## Begin

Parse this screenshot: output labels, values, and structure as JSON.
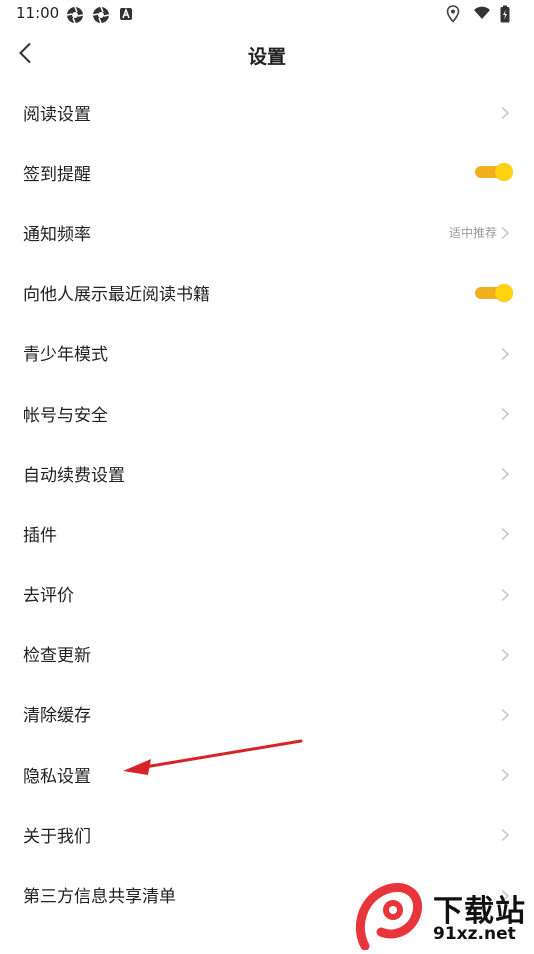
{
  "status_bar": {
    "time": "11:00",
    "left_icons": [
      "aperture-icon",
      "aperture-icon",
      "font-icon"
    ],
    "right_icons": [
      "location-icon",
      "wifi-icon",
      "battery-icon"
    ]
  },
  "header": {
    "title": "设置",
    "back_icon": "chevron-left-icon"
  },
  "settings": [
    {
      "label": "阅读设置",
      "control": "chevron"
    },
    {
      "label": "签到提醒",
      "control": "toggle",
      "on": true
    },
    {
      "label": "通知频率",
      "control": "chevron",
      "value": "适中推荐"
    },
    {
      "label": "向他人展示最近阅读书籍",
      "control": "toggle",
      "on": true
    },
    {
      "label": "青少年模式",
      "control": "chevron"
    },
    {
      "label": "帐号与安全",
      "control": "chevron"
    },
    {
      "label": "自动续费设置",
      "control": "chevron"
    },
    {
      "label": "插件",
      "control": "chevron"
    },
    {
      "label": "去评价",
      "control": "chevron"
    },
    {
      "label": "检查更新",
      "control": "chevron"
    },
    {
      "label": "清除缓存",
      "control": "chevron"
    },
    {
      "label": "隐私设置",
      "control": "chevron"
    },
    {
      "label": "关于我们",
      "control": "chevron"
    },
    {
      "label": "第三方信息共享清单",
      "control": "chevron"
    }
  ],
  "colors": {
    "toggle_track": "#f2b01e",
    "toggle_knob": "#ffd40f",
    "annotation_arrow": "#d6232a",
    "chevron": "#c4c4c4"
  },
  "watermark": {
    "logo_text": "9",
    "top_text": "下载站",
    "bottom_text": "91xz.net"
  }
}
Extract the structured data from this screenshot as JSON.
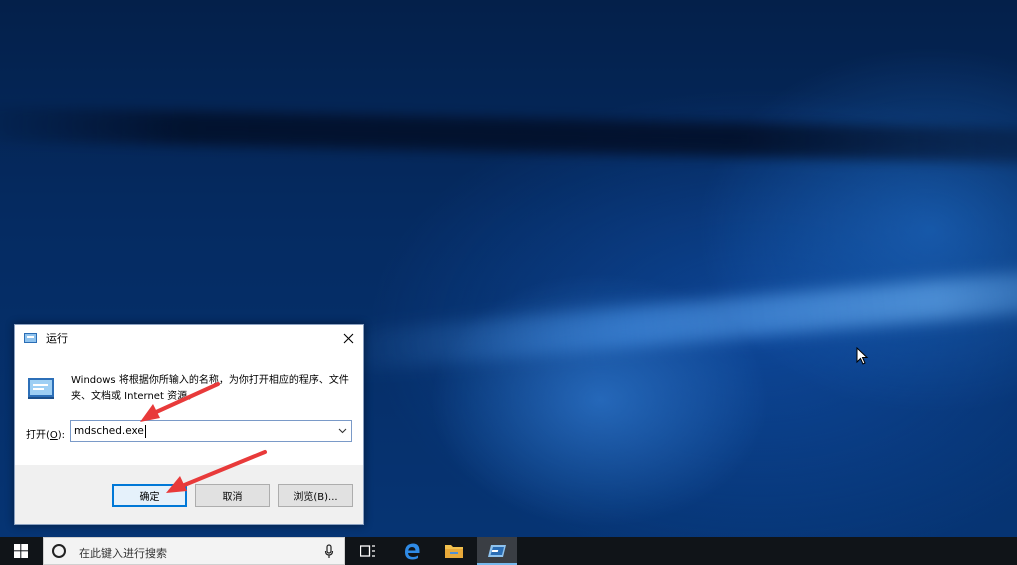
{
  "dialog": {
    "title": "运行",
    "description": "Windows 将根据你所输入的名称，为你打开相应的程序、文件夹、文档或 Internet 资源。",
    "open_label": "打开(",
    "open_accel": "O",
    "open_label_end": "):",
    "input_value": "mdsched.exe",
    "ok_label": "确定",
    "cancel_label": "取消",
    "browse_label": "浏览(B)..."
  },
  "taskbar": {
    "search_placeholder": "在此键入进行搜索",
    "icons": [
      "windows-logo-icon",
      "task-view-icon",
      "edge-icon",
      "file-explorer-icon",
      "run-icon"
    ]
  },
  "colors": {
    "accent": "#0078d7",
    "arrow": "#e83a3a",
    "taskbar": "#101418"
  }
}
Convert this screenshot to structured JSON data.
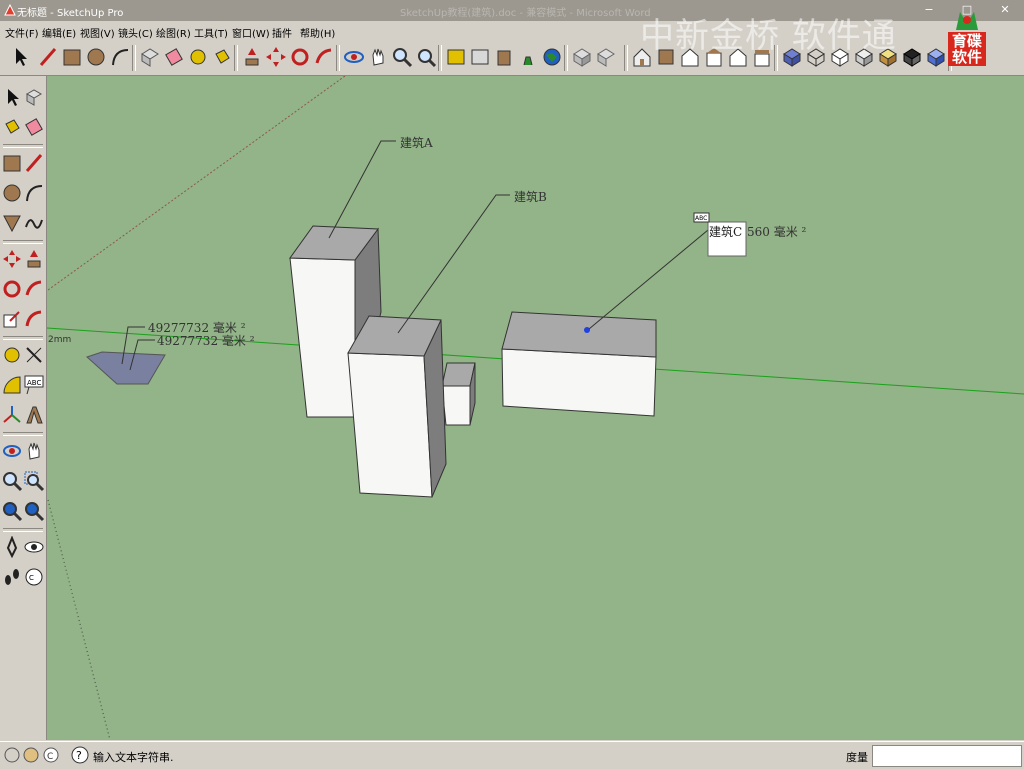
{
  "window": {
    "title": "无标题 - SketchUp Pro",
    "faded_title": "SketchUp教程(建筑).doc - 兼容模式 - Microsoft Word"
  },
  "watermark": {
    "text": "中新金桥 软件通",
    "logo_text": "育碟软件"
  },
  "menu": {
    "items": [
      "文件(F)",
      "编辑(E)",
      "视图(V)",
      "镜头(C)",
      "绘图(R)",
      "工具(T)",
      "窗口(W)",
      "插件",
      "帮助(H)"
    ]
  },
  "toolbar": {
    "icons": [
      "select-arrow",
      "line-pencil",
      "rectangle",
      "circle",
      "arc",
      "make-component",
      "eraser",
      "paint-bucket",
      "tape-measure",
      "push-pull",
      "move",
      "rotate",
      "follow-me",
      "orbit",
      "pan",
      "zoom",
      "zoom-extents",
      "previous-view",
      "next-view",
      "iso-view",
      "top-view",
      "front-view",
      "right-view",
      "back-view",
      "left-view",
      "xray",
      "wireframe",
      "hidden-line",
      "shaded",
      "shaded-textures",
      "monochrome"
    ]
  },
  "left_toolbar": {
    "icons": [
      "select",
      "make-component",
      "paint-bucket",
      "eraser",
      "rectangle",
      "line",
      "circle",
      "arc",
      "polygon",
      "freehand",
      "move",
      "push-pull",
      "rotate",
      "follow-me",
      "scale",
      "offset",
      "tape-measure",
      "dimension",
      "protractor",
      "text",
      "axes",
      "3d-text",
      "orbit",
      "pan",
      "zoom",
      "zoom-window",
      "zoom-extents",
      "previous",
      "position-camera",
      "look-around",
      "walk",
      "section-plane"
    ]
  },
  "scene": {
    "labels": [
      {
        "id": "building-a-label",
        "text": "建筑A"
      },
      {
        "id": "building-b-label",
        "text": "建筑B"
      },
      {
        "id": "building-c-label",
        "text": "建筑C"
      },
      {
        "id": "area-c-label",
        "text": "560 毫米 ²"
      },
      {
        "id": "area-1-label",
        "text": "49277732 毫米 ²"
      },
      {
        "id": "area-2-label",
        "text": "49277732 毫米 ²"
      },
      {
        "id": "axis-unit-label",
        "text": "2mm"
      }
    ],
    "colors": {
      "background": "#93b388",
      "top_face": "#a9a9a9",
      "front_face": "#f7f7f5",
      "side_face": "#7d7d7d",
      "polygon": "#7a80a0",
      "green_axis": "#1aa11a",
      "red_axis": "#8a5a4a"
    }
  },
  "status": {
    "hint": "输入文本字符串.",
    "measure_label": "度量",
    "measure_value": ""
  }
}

## End

• PROMPT: Restate the listing above word for word, and skip the pictures.

• EXERCISE OUTPUT:
Parse this screenshot: output labels, values, and structure as JSON.
{
  "status_bar": {
    "time": "11:00",
    "left_icons": [
      "aperture-icon",
      "aperture-icon",
      "font-icon"
    ],
    "right_icons": [
      "location-icon",
      "wifi-icon",
      "battery-icon"
    ]
  },
  "header": {
    "title": "设置",
    "back_icon": "chevron-left-icon"
  },
  "settings": [
    {
      "label": "阅读设置",
      "control": "chevron"
    },
    {
      "label": "签到提醒",
      "control": "toggle",
      "on": true
    },
    {
      "label": "通知频率",
      "control": "chevron",
      "value": "适中推荐"
    },
    {
      "label": "向他人展示最近阅读书籍",
      "control": "toggle",
      "on": true
    },
    {
      "label": "青少年模式",
      "control": "chevron"
    },
    {
      "label": "帐号与安全",
      "control": "chevron"
    },
    {
      "label": "自动续费设置",
      "control": "chevron"
    },
    {
      "label": "插件",
      "control": "chevron"
    },
    {
      "label": "去评价",
      "control": "chevron"
    },
    {
      "label": "检查更新",
      "control": "chevron"
    },
    {
      "label": "清除缓存",
      "control": "chevron"
    },
    {
      "label": "隐私设置",
      "control": "chevron"
    },
    {
      "label": "关于我们",
      "control": "chevron"
    },
    {
      "label": "第三方信息共享清单",
      "control": "chevron"
    }
  ],
  "colors": {
    "toggle_track": "#f2b01e",
    "toggle_knob": "#ffd40f",
    "annotation_arrow": "#d6232a",
    "chevron": "#c4c4c4"
  },
  "watermark": {
    "logo_text": "9",
    "top_text": "下载站",
    "bottom_text": "91xz.net"
  }
}
Extract the structured data from this screenshot as JSON.
{
  "dialog": {
    "title": "运行",
    "description": "Windows 将根据你所输入的名称，为你打开相应的程序、文件夹、文档或 Internet 资源。",
    "open_label": "打开(",
    "open_accel": "O",
    "open_label_end": "):",
    "input_value": "mdsched.exe",
    "ok_label": "确定",
    "cancel_label": "取消",
    "browse_label": "浏览(B)..."
  },
  "taskbar": {
    "search_placeholder": "在此键入进行搜索",
    "icons": [
      "windows-logo-icon",
      "task-view-icon",
      "edge-icon",
      "file-explorer-icon",
      "run-icon"
    ]
  },
  "colors": {
    "accent": "#0078d7",
    "arrow": "#e83a3a",
    "taskbar": "#101418"
  }
}
Convert this screenshot to structured JSON data.
{
  "window": {
    "title": "无标题 - SketchUp Pro",
    "faded_title": "SketchUp教程(建筑).doc - 兼容模式 - Microsoft Word"
  },
  "watermark": {
    "text": "中新金桥 软件通",
    "logo_text": "育碟软件"
  },
  "menu": {
    "items": [
      "文件(F)",
      "编辑(E)",
      "视图(V)",
      "镜头(C)",
      "绘图(R)",
      "工具(T)",
      "窗口(W)",
      "插件",
      "帮助(H)"
    ]
  },
  "toolbar": {
    "icons": [
      "select-arrow",
      "line-pencil",
      "rectangle",
      "circle",
      "arc",
      "make-component",
      "eraser",
      "paint-bucket",
      "tape-measure",
      "push-pull",
      "move",
      "rotate",
      "follow-me",
      "orbit",
      "pan",
      "zoom",
      "zoom-extents",
      "previous-view",
      "next-view",
      "iso-view",
      "top-view",
      "front-view",
      "right-view",
      "back-view",
      "left-view",
      "xray",
      "wireframe",
      "hidden-line",
      "shaded",
      "shaded-textures",
      "monochrome"
    ]
  },
  "left_toolbar": {
    "icons": [
      "select",
      "make-component",
      "paint-bucket",
      "eraser",
      "rectangle",
      "line",
      "circle",
      "arc",
      "polygon",
      "freehand",
      "move",
      "push-pull",
      "rotate",
      "follow-me",
      "scale",
      "offset",
      "tape-measure",
      "dimension",
      "protractor",
      "text",
      "axes",
      "3d-text",
      "orbit",
      "pan",
      "zoom",
      "zoom-window",
      "zoom-extents",
      "previous",
      "position-camera",
      "look-around",
      "walk",
      "section-plane"
    ]
  },
  "scene": {
    "labels": [
      {
        "id": "building-a-label",
        "text": "建筑A"
      },
      {
        "id": "building-b-label",
        "text": "建筑B"
      },
      {
        "id": "building-c-label",
        "text": "建筑C"
      },
      {
        "id": "area-c-label",
        "text": "560 毫米 ²"
      },
      {
        "id": "area-1-label",
        "text": "49277732 毫米 ²"
      },
      {
        "id": "area-2-label",
        "text": "49277732 毫米 ²"
      },
      {
        "id": "axis-unit-label",
        "text": "2mm"
      }
    ],
    "colors": {
      "background": "#93b388",
      "top_face": "#a9a9a9",
      "front_face": "#f7f7f5",
      "side_face": "#7d7d7d",
      "polygon": "#7a80a0",
      "green_axis": "#1aa11a",
      "red_axis": "#8a5a4a"
    }
  },
  "status": {
    "hint": "输入文本字符串.",
    "measure_label": "度量",
    "measure_value": ""
  }
}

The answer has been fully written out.